* WORK REQUIRED:
Please render every line of the records below as a Markdown table with the columns Row and Entry, numbering the rows in order and skipping blank lines.

* Annotated element entries:
======

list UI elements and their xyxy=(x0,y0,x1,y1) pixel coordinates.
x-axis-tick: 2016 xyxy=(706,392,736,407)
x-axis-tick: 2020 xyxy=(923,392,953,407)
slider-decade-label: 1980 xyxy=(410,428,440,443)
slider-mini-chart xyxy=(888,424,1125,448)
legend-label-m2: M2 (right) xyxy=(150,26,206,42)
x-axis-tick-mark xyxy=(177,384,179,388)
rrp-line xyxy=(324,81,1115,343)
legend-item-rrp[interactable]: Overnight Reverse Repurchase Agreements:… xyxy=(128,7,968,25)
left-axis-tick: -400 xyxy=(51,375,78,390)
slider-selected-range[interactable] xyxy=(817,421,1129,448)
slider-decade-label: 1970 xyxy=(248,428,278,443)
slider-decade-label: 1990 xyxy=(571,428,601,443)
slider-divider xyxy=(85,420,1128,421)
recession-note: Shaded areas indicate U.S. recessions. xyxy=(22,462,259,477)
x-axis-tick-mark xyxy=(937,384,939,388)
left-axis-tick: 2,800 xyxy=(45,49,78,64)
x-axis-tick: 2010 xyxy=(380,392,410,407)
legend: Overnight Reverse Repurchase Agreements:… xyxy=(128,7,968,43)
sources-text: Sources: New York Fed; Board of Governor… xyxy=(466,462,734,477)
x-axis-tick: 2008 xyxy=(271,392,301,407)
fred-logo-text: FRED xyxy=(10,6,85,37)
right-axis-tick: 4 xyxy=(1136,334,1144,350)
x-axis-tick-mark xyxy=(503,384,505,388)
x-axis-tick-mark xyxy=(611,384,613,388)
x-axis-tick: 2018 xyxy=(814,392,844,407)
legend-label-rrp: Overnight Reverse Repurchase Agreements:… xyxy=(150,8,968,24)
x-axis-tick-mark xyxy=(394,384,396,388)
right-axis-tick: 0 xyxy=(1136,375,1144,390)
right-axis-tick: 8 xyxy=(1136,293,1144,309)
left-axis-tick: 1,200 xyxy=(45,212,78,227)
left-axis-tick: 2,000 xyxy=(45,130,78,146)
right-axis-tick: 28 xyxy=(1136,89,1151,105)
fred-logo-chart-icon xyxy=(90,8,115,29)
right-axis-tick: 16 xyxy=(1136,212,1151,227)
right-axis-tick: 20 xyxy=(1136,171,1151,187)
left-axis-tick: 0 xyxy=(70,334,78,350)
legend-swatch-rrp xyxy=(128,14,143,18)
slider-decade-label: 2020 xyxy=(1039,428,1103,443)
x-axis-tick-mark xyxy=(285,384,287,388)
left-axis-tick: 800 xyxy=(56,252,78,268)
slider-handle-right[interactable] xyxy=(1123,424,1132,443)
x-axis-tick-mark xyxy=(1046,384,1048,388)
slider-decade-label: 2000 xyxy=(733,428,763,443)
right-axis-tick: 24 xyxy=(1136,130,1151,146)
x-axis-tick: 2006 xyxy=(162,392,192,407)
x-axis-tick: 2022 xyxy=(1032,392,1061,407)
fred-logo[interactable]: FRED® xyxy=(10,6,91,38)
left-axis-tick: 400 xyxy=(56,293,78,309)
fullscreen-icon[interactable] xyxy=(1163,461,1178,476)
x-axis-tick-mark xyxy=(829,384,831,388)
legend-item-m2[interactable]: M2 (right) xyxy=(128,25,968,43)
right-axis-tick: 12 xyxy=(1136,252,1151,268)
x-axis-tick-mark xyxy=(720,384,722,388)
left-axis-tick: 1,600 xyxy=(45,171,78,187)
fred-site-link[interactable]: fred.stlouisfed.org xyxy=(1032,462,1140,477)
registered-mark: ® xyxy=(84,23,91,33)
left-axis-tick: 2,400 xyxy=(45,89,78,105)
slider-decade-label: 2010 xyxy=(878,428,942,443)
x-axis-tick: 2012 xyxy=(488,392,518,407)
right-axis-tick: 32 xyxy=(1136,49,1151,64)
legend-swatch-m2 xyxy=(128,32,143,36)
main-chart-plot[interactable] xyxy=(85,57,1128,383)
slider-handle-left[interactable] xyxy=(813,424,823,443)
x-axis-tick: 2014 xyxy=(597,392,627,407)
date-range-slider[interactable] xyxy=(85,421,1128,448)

======

* FINAL ANSWER:
| Row | Entry |
|---|---|
| 1 | list UI elements and their xyxy=(x0,y0,x1,y1) pixel coordinates. |
| 2 | x-axis-tick: 2016 xyxy=(706,392,736,407) |
| 3 | x-axis-tick: 2020 xyxy=(923,392,953,407) |
| 4 | slider-decade-label: 1980 xyxy=(410,428,440,443) |
| 5 | slider-mini-chart xyxy=(888,424,1125,448) |
| 6 | legend-label-m2: M2 (right) xyxy=(150,26,206,42) |
| 7 | x-axis-tick-mark xyxy=(177,384,179,388) |
| 8 | rrp-line xyxy=(324,81,1115,343) |
| 9 | legend-item-rrp[interactable]: Overnight Reverse Repurchase Agreements:… xyxy=(128,7,968,25) |
| 10 | left-axis-tick: -400 xyxy=(51,375,78,390) |
| 11 | slider-selected-range[interactable] xyxy=(817,421,1129,448) |
| 12 | slider-decade-label: 1970 xyxy=(248,428,278,443) |
| 13 | slider-decade-label: 1990 xyxy=(571,428,601,443) |
| 14 | slider-divider xyxy=(85,420,1128,421) |
| 15 | recession-note: Shaded areas indicate U.S. recessions. xyxy=(22,462,259,477) |
| 16 | x-axis-tick-mark xyxy=(937,384,939,388) |
| 17 | left-axis-tick: 2,800 xyxy=(45,49,78,64) |
| 18 | x-axis-tick: 2010 xyxy=(380,392,410,407) |
| 19 | legend: Overnight Reverse Repurchase Agreements:… xyxy=(128,7,968,43) |
| 20 | sources-text: Sources: New York Fed; Board of Governor… xyxy=(466,462,734,477) |
| 21 | x-axis-tick: 2008 xyxy=(271,392,301,407) |
| 22 | fred-logo-text: FRED xyxy=(10,6,85,37) |
| 23 | right-axis-tick: 4 xyxy=(1136,334,1144,350) |
| 24 | x-axis-tick-mark xyxy=(503,384,505,388) |
| 25 | x-axis-tick-mark xyxy=(611,384,613,388) |
| 26 | x-axis-tick: 2018 xyxy=(814,392,844,407) |
| 27 | legend-label-rrp: Overnight Reverse Repurchase Agreements:… xyxy=(150,8,968,24) |
| 28 | x-axis-tick-mark xyxy=(394,384,396,388) |
| 29 | right-axis-tick: 0 xyxy=(1136,375,1144,390) |
| 30 | right-axis-tick: 8 xyxy=(1136,293,1144,309) |
| 31 | left-axis-tick: 1,200 xyxy=(45,212,78,227) |
| 32 | left-axis-tick: 2,000 xyxy=(45,130,78,146) |
| 33 | right-axis-tick: 28 xyxy=(1136,89,1151,105) |
| 34 | fred-logo-chart-icon xyxy=(90,8,115,29) |
| 35 | right-axis-tick: 16 xyxy=(1136,212,1151,227) |
| 36 | right-axis-tick: 20 xyxy=(1136,171,1151,187) |
| 37 | left-axis-tick: 0 xyxy=(70,334,78,350) |
| 38 | legend-swatch-rrp xyxy=(128,14,143,18) |
| 39 | slider-decade-label: 2020 xyxy=(1039,428,1103,443) |
| 40 | x-axis-tick-mark xyxy=(285,384,287,388) |
| 41 | left-axis-tick: 800 xyxy=(56,252,78,268) |
| 42 | slider-handle-right[interactable] xyxy=(1123,424,1132,443) |
| 43 | x-axis-tick-mark xyxy=(1046,384,1048,388) |
| 44 | slider-decade-label: 2000 xyxy=(733,428,763,443) |
| 45 | right-axis-tick: 24 xyxy=(1136,130,1151,146) |
| 46 | x-axis-tick: 2006 xyxy=(162,392,192,407) |
| 47 | x-axis-tick: 2022 xyxy=(1032,392,1061,407) |
| 48 | fred-logo[interactable]: FRED® xyxy=(10,6,91,38) |
| 49 | left-axis-tick: 400 xyxy=(56,293,78,309) |
| 50 | fullscreen-icon[interactable] xyxy=(1163,461,1178,476) |
| 51 | x-axis-tick-mark xyxy=(829,384,831,388) |
| 52 | legend-item-m2[interactable]: M2 (right) xyxy=(128,25,968,43) |
| 53 | right-axis-tick: 12 xyxy=(1136,252,1151,268) |
| 54 | x-axis-tick-mark xyxy=(720,384,722,388) |
| 55 | left-axis-tick: 1,600 xyxy=(45,171,78,187) |
| 56 | fred-site-link[interactable]: fred.stlouisfed.org xyxy=(1032,462,1140,477) |
| 57 | registered-mark: ® xyxy=(84,23,91,33) |
| 58 | left-axis-tick: 2,400 xyxy=(45,89,78,105) |
| 59 | slider-decade-label: 2010 xyxy=(878,428,942,443) |
| 60 | x-axis-tick: 2012 xyxy=(488,392,518,407) |
| 61 | right-axis-tick: 32 xyxy=(1136,49,1151,64) |
| 62 | legend-swatch-m2 xyxy=(128,32,143,36) |
| 63 | main-chart-plot[interactable] xyxy=(85,57,1128,383) |
| 64 | slider-handle-left[interactable] xyxy=(813,424,823,443) |
| 65 | x-axis-tick: 2014 xyxy=(597,392,627,407) |
| 66 | date-range-slider[interactable] xyxy=(85,421,1128,448) |